(Extracted data entries)
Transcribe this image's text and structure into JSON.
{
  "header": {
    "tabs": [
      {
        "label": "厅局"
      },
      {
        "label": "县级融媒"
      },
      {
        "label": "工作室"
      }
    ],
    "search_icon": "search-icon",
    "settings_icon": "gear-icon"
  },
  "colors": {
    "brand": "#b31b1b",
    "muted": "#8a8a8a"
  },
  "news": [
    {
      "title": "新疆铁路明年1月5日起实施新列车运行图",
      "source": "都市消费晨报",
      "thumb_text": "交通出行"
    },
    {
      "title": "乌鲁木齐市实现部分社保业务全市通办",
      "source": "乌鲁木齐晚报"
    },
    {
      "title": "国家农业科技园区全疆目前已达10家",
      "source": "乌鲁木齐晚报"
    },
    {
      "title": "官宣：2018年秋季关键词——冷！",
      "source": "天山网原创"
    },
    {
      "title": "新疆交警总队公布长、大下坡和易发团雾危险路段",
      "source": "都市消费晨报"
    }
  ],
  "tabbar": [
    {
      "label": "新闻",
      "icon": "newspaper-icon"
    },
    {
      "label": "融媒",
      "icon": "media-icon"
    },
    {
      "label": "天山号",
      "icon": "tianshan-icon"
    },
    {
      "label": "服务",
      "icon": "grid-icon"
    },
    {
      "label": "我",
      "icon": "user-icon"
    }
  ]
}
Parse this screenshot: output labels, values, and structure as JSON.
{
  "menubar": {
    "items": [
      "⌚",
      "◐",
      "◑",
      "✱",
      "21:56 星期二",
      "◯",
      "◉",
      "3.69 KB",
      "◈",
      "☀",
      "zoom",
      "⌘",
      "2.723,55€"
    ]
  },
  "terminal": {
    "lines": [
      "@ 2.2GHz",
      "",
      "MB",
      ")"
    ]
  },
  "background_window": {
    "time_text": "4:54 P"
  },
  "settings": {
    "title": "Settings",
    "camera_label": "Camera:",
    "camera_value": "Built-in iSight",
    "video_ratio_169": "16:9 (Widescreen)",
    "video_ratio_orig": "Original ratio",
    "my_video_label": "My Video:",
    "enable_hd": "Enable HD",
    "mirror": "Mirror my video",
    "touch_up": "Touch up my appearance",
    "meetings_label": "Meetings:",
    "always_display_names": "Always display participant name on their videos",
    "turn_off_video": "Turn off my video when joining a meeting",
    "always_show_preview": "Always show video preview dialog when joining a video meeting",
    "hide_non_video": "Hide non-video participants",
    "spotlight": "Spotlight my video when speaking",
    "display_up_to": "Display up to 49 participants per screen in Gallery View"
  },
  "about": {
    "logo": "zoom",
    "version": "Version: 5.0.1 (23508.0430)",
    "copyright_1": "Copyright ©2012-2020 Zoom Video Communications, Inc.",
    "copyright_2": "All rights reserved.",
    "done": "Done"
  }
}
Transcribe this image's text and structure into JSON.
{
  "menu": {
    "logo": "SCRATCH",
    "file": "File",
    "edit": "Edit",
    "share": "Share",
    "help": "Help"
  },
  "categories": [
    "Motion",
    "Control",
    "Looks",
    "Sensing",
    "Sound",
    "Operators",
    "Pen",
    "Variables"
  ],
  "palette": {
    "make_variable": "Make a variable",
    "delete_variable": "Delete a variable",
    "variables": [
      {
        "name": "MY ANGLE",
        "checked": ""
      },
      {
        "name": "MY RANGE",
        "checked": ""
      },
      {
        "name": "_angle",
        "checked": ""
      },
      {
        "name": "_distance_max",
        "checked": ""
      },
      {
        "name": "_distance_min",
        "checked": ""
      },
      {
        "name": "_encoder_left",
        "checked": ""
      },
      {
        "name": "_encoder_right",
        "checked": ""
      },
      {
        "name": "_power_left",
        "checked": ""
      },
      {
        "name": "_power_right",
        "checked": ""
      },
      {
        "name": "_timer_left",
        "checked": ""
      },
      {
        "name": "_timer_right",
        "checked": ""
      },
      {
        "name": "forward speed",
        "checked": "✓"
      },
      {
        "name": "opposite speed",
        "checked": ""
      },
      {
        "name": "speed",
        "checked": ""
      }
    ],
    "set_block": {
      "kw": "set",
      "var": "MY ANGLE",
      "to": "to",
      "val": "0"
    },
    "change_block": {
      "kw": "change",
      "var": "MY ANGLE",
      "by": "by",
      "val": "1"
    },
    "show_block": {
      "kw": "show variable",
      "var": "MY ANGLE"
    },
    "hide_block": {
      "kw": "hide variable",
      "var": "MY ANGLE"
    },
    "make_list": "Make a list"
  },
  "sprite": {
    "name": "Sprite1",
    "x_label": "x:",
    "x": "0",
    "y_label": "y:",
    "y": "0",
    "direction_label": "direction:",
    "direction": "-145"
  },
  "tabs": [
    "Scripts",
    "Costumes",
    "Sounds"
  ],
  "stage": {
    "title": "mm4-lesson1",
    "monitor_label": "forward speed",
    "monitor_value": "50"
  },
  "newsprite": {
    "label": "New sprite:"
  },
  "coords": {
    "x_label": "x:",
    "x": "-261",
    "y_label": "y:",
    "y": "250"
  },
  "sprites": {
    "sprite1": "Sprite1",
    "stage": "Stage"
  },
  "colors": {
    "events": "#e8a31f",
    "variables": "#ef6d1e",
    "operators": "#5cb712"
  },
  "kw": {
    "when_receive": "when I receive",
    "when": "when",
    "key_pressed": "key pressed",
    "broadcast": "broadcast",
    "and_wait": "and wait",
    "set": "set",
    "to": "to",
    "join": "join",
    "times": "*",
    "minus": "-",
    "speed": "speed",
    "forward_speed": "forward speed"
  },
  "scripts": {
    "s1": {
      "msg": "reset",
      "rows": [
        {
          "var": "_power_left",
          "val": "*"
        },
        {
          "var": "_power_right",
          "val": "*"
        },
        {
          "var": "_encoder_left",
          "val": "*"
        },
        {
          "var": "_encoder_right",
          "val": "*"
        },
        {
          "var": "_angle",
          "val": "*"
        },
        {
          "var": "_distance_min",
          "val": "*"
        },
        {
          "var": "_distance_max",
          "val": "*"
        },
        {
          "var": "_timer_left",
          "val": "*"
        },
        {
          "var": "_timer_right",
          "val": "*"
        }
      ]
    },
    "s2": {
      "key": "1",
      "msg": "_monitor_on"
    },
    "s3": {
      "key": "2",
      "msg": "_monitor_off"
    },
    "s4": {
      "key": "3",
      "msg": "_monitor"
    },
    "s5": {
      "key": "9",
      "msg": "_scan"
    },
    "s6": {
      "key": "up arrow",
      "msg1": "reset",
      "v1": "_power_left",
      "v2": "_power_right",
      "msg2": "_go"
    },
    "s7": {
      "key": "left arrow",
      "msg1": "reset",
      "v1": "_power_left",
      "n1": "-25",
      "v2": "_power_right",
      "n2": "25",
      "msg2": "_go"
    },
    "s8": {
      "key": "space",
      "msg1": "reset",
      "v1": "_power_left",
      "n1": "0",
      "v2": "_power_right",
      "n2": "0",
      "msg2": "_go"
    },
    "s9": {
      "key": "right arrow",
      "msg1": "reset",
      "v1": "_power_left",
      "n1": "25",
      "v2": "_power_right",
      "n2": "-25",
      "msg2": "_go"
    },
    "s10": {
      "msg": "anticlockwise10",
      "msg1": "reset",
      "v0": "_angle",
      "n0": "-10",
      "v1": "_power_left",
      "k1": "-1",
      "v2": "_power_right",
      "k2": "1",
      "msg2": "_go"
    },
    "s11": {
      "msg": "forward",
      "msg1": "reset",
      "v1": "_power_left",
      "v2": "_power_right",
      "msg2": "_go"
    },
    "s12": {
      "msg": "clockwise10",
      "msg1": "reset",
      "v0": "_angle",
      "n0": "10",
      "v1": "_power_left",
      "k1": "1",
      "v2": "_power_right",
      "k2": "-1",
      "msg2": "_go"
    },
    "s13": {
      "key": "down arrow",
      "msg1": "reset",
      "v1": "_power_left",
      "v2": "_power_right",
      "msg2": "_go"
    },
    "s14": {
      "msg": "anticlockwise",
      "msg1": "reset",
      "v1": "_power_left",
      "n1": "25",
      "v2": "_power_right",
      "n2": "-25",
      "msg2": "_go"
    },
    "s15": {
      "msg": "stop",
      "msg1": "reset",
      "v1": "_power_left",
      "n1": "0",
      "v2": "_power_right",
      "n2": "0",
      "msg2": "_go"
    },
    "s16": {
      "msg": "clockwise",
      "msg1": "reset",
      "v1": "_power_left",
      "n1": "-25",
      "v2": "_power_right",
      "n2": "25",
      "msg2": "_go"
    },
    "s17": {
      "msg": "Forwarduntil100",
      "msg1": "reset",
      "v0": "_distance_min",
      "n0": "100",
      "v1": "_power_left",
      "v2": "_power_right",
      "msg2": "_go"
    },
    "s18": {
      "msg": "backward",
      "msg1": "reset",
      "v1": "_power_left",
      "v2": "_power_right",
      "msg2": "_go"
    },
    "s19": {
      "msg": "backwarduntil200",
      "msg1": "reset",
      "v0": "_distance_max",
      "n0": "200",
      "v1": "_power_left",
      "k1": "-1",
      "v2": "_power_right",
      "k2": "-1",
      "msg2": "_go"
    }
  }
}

_Given request_
Find the word "Always" and list each line it appears in.

_Task answer_
    "always_display_names": "Always display participant name on their videos",
    "always_show_preview": "Always show video preview dialog when joining a video meeting",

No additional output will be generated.